**PROBLEM:** Could you transcribe the material below exactly, without leaving out a single line?

** Begin INFORMATION GIVEN **

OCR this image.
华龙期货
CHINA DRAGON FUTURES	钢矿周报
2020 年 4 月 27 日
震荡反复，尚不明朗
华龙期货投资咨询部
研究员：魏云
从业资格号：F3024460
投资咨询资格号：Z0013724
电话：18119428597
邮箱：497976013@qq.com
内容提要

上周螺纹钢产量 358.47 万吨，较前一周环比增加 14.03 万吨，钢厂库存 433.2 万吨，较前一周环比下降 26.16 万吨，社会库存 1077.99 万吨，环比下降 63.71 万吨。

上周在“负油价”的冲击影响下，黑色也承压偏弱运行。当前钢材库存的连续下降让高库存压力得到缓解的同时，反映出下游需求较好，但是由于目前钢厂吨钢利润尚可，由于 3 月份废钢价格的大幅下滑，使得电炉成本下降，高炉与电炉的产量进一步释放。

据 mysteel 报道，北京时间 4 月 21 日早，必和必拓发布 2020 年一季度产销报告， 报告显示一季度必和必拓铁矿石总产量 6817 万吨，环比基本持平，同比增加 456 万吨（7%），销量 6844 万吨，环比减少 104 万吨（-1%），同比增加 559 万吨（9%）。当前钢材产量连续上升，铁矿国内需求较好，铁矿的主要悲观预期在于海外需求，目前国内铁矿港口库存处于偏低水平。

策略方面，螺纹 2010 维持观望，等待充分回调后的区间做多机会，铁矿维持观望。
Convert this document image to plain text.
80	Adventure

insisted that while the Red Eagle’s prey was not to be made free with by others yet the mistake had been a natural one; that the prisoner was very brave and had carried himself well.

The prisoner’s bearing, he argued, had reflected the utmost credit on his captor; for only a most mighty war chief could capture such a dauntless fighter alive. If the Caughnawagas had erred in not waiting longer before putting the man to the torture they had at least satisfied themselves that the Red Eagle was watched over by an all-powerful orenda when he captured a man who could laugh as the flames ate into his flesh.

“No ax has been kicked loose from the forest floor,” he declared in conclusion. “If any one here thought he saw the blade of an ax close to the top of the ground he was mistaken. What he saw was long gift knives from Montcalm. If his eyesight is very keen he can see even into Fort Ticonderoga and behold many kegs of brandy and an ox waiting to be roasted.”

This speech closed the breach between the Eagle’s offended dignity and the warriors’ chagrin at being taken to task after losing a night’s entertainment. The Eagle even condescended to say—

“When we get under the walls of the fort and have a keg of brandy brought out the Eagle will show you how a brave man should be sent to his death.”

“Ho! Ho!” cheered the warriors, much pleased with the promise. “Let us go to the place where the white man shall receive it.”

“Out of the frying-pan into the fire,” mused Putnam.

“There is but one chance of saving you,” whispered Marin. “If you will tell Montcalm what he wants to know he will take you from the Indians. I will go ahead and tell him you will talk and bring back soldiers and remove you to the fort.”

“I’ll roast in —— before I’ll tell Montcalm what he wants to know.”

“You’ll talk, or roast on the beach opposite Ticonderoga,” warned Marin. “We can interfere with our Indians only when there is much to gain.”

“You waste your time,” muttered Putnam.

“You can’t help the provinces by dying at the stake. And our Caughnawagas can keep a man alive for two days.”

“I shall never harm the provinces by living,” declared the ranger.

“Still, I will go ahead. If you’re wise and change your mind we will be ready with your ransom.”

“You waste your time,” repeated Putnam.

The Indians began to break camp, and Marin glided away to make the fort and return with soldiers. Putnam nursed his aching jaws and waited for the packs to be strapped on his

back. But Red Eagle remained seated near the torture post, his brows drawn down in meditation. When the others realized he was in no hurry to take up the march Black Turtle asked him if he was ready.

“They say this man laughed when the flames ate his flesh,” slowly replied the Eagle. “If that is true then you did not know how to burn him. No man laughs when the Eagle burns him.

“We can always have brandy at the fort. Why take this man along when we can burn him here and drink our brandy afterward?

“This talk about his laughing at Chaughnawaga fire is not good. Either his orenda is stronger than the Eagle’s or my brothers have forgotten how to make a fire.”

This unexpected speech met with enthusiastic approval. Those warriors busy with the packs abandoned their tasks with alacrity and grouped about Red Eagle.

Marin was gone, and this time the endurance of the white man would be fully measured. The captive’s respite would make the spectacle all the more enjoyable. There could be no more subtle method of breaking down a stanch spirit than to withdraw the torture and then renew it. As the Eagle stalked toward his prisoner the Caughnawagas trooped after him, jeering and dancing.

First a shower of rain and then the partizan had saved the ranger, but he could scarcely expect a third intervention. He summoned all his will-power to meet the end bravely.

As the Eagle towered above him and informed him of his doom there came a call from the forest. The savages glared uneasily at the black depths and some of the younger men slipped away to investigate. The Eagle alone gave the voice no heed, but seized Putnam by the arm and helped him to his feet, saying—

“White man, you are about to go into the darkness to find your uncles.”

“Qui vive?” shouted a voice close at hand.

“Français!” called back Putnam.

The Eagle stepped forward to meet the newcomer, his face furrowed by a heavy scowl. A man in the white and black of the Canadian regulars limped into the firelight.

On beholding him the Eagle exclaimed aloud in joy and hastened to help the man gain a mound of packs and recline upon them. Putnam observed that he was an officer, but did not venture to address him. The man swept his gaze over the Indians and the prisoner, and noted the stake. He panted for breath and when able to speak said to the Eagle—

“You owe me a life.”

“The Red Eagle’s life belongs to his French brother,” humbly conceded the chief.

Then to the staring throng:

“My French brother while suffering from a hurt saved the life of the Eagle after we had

** End INFORMATION GIVEN **

**EXERCISE SOLUTION:**
OCR this image.
华龙期货
CHINA DRAGON FUTURES	钢矿周报
2020 年 4 月 27 日
震荡反复，尚不明朗
华龙期货投资咨询部
研究员：魏云
从业资格号：F3024460
投资咨询资格号：Z0013724
电话：18119428597
邮箱：497976013@qq.com
内容提要

上周螺纹钢产量 358.47 万吨，较前一周环比增加 14.03 万吨，钢厂库存 433.2 万吨，较前一周环比下降 26.16 万吨，社会库存 1077.99 万吨，环比下降 63.71 万吨。

上周在“负油价”的冲击影响下，黑色也承压偏弱运行。当前钢材库存的连续下降让高库存压力得到缓解的同时，反映出下游需求较好，但是由于目前钢厂吨钢利润尚可，由于 3 月份废钢价格的大幅下滑，使得电炉成本下降，高炉与电炉的产量进一步释放。

据 mysteel 报道，北京时间 4 月 21 日早，必和必拓发布 2020 年一季度产销报告， 报告显示一季度必和必拓铁矿石总产量 6817 万吨，环比基本持平，同比增加 456 万吨（7%），销量 6844 万吨，环比减少 104 万吨（-1%），同比增加 559 万吨（9%）。当前钢材产量连续上升，铁矿国内需求较好，铁矿的主要悲观预期在于海外需求，目前国内铁矿港口库存处于偏低水平。

策略方面，螺纹 2010 维持观望，等待充分回调后的区间做多机会，铁矿维持观望。
Convert this document image to plain text.
80	Adventure

insisted that while the Red Eagle’s prey was not to be made free with by others yet the mistake had been a natural one; that the prisoner was very brave and had carried himself well.

The prisoner’s bearing, he argued, had reflected the utmost credit on his captor; for only a most mighty war chief could capture such a dauntless fighter alive. If the Caughnawagas had erred in not waiting longer before putting the man to the torture they had at least satisfied themselves that the Red Eagle was watched over by an all-powerful orenda when he captured a man who could laugh as the flames ate into his flesh.

“No ax has been kicked loose from the forest floor,” he declared in conclusion. “If any one here thought he saw the blade of an ax close to the top of the ground he was mistaken. What he saw was long gift knives from Montcalm. If his eyesight is very keen he can see even into Fort Ticonderoga and behold many kegs of brandy and an ox waiting to be roasted.”

This speech closed the breach between the Eagle’s offended dignity and the warriors’ chagrin at being taken to task after losing a night’s entertainment. The Eagle even condescended to say—

“When we get under the walls of the fort and have a keg of brandy brought out the Eagle will show you how a brave man should be sent to his death.”

“Ho! Ho!” cheered the warriors, much pleased with the promise. “Let us go to the place where the white man shall receive it.”

“Out of the frying-pan into the fire,” mused Putnam.

“There is but one chance of saving you,” whispered Marin. “If you will tell Montcalm what he wants to know he will take you from the Indians. I will go ahead and tell him you will talk and bring back soldiers and remove you to the fort.”

“I’ll roast in —— before I’ll tell Montcalm what he wants to know.”

“You’ll talk, or roast on the beach opposite Ticonderoga,” warned Marin. “We can interfere with our Indians only when there is much to gain.”

“You waste your time,” muttered Putnam.

“You can’t help the provinces by dying at the stake. And our Caughnawagas can keep a man alive for two days.”

“I shall never harm the provinces by living,” declared the ranger.

“Still, I will go ahead. If you’re wise and change your mind we will be ready with your ransom.”

“You waste your time,” repeated Putnam.

The Indians began to break camp, and Marin glided away to make the fort and return with soldiers. Putnam nursed his aching jaws and waited for the packs to be strapped on his

back. But Red Eagle remained seated near the torture post, his brows drawn down in meditation. When the others realized he was in no hurry to take up the march Black Turtle asked him if he was ready.

“They say this man laughed when the flames ate his flesh,” slowly replied the Eagle. “If that is true then you did not know how to burn him. No man laughs when the Eagle burns him.

“We can always have brandy at the fort. Why take this man along when we can burn him here and drink our brandy afterward?

“This talk about his laughing at Chaughnawaga fire is not good. Either his orenda is stronger than the Eagle’s or my brothers have forgotten how to make a fire.”

This unexpected speech met with enthusiastic approval. Those warriors busy with the packs abandoned their tasks with alacrity and grouped about Red Eagle.

Marin was gone, and this time the endurance of the white man would be fully measured. The captive’s respite would make the spectacle all the more enjoyable. There could be no more subtle method of breaking down a stanch spirit than to withdraw the torture and then renew it. As the Eagle stalked toward his prisoner the Caughnawagas trooped after him, jeering and dancing.

First a shower of rain and then the partizan had saved the ranger, but he could scarcely expect a third intervention. He summoned all his will-power to meet the end bravely.

As the Eagle towered above him and informed him of his doom there came a call from the forest. The savages glared uneasily at the black depths and some of the younger men slipped away to investigate. The Eagle alone gave the voice no heed, but seized Putnam by the arm and helped him to his feet, saying—

“White man, you are about to go into the darkness to find your uncles.”

“Qui vive?” shouted a voice close at hand.

“Français!” called back Putnam.

The Eagle stepped forward to meet the newcomer, his face furrowed by a heavy scowl. A man in the white and black of the Canadian regulars limped into the firelight.

On beholding him the Eagle exclaimed aloud in joy and hastened to help the man gain a mound of packs and recline upon them. Putnam observed that he was an officer, but did not venture to address him. The man swept his gaze over the Indians and the prisoner, and noted the stake. He panted for breath and when able to speak said to the Eagle—

“You owe me a life.”

“The Red Eagle’s life belongs to his French brother,” humbly conceded the chief.

Then to the staring throng:

“My French brother while suffering from a hurt saved the life of the Eagle after we had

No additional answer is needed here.